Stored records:
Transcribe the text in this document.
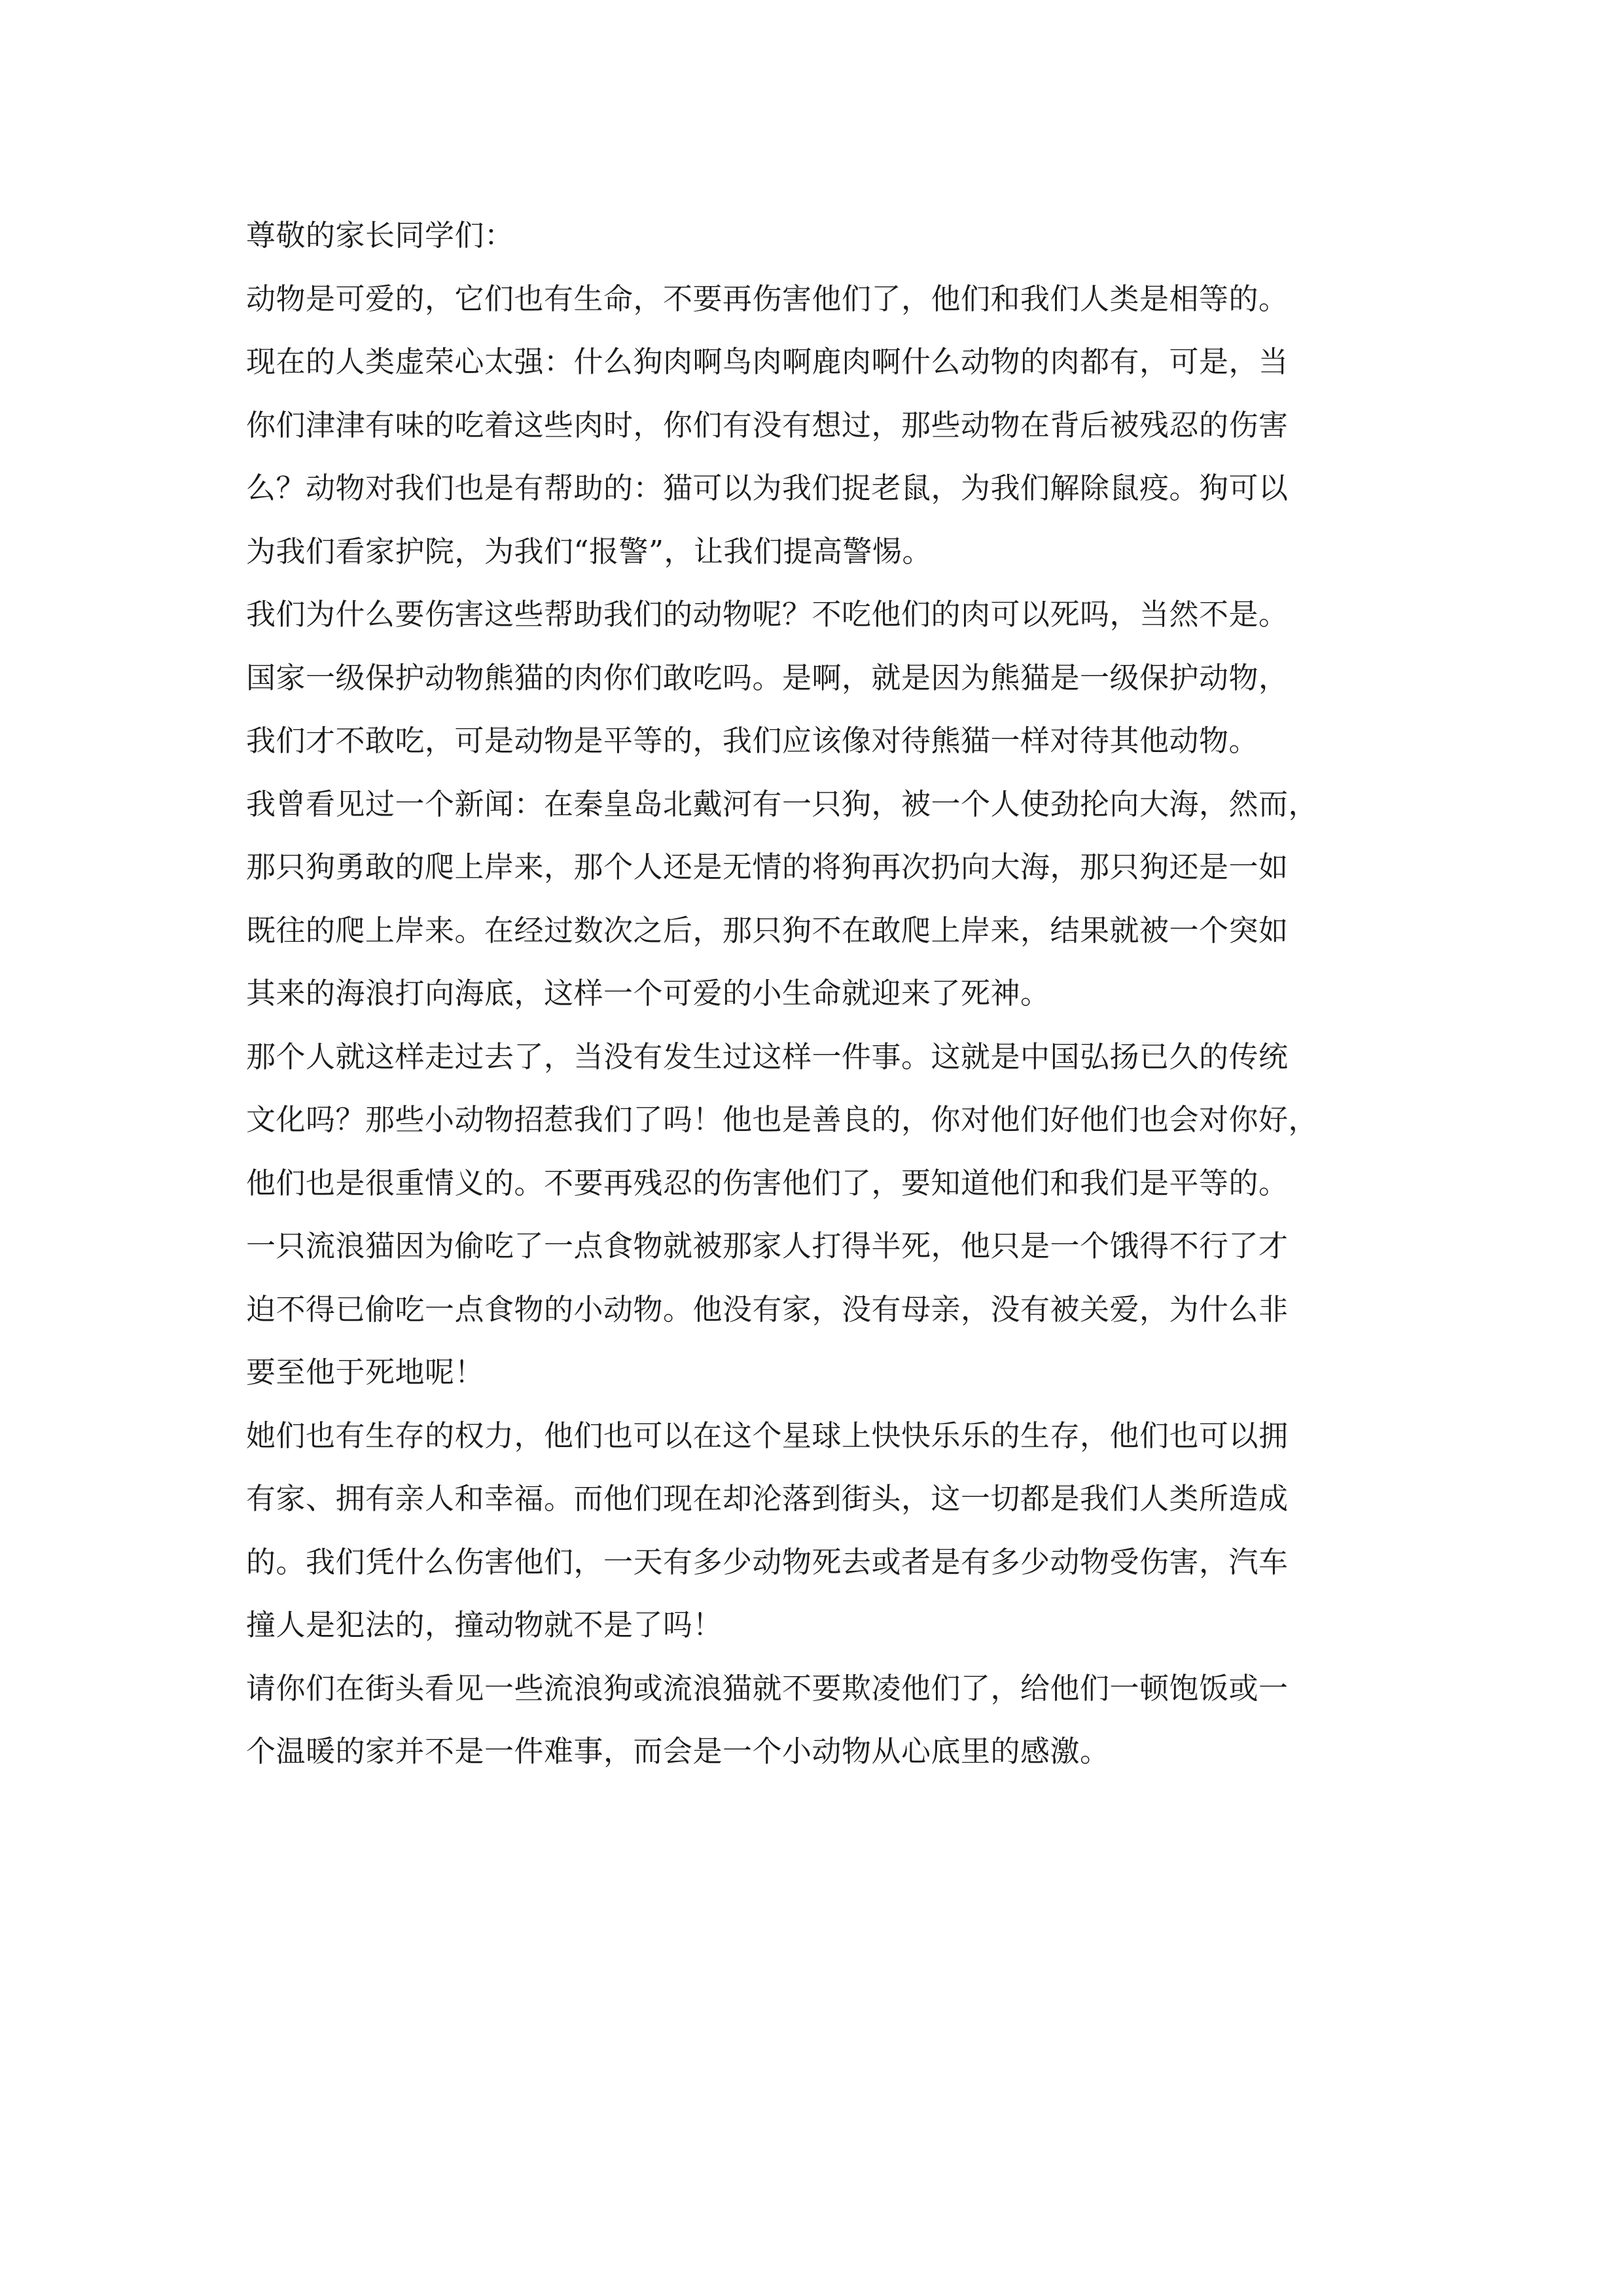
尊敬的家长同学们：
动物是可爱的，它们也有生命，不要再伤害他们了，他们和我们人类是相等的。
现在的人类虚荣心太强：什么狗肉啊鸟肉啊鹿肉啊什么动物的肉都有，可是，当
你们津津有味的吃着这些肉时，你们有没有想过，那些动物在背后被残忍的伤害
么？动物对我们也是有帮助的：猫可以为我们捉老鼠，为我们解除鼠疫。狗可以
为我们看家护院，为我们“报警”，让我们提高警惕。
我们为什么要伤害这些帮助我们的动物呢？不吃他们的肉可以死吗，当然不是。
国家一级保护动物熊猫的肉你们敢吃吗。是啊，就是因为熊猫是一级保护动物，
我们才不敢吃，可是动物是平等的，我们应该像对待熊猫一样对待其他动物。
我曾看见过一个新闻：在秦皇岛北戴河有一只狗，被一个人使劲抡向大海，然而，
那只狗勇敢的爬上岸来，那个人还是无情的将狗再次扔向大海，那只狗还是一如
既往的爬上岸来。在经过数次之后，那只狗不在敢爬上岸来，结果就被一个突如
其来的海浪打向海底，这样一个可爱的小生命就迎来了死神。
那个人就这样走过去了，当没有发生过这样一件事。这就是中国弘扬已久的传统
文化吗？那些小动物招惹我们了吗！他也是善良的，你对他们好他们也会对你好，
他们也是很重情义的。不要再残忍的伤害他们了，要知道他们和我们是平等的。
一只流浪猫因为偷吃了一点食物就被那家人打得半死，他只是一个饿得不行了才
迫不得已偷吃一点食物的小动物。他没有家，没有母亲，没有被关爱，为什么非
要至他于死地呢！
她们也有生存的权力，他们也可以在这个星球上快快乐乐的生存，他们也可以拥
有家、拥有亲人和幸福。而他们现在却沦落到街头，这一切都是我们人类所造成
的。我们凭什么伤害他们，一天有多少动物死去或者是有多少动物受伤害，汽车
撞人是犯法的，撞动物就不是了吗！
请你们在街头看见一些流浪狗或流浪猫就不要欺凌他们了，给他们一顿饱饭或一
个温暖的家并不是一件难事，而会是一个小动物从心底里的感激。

» DIRECTION
In your copy of the records, include no pictures; repeat everything else exactly.

» THE REPLY
Transcribe the text in this document.
尊敬的家长同学们：
动物是可爱的，它们也有生命，不要再伤害他们了，他们和我们人类是相等的。
现在的人类虚荣心太强：什么狗肉啊鸟肉啊鹿肉啊什么动物的肉都有，可是，当
你们津津有味的吃着这些肉时，你们有没有想过，那些动物在背后被残忍的伤害
么？动物对我们也是有帮助的：猫可以为我们捉老鼠，为我们解除鼠疫。狗可以
为我们看家护院，为我们“报警”，让我们提高警惕。
我们为什么要伤害这些帮助我们的动物呢？不吃他们的肉可以死吗，当然不是。
国家一级保护动物熊猫的肉你们敢吃吗。是啊，就是因为熊猫是一级保护动物，
我们才不敢吃，可是动物是平等的，我们应该像对待熊猫一样对待其他动物。
我曾看见过一个新闻：在秦皇岛北戴河有一只狗，被一个人使劲抡向大海，然而，
那只狗勇敢的爬上岸来，那个人还是无情的将狗再次扔向大海，那只狗还是一如
既往的爬上岸来。在经过数次之后，那只狗不在敢爬上岸来，结果就被一个突如
其来的海浪打向海底，这样一个可爱的小生命就迎来了死神。
那个人就这样走过去了，当没有发生过这样一件事。这就是中国弘扬已久的传统
文化吗？那些小动物招惹我们了吗！他也是善良的，你对他们好他们也会对你好，
他们也是很重情义的。不要再残忍的伤害他们了，要知道他们和我们是平等的。
一只流浪猫因为偷吃了一点食物就被那家人打得半死，他只是一个饿得不行了才
迫不得已偷吃一点食物的小动物。他没有家，没有母亲，没有被关爱，为什么非
要至他于死地呢！
她们也有生存的权力，他们也可以在这个星球上快快乐乐的生存，他们也可以拥
有家、拥有亲人和幸福。而他们现在却沦落到街头，这一切都是我们人类所造成
的。我们凭什么伤害他们，一天有多少动物死去或者是有多少动物受伤害，汽车
撞人是犯法的，撞动物就不是了吗！
请你们在街头看见一些流浪狗或流浪猫就不要欺凌他们了，给他们一顿饱饭或一
个温暖的家并不是一件难事，而会是一个小动物从心底里的感激。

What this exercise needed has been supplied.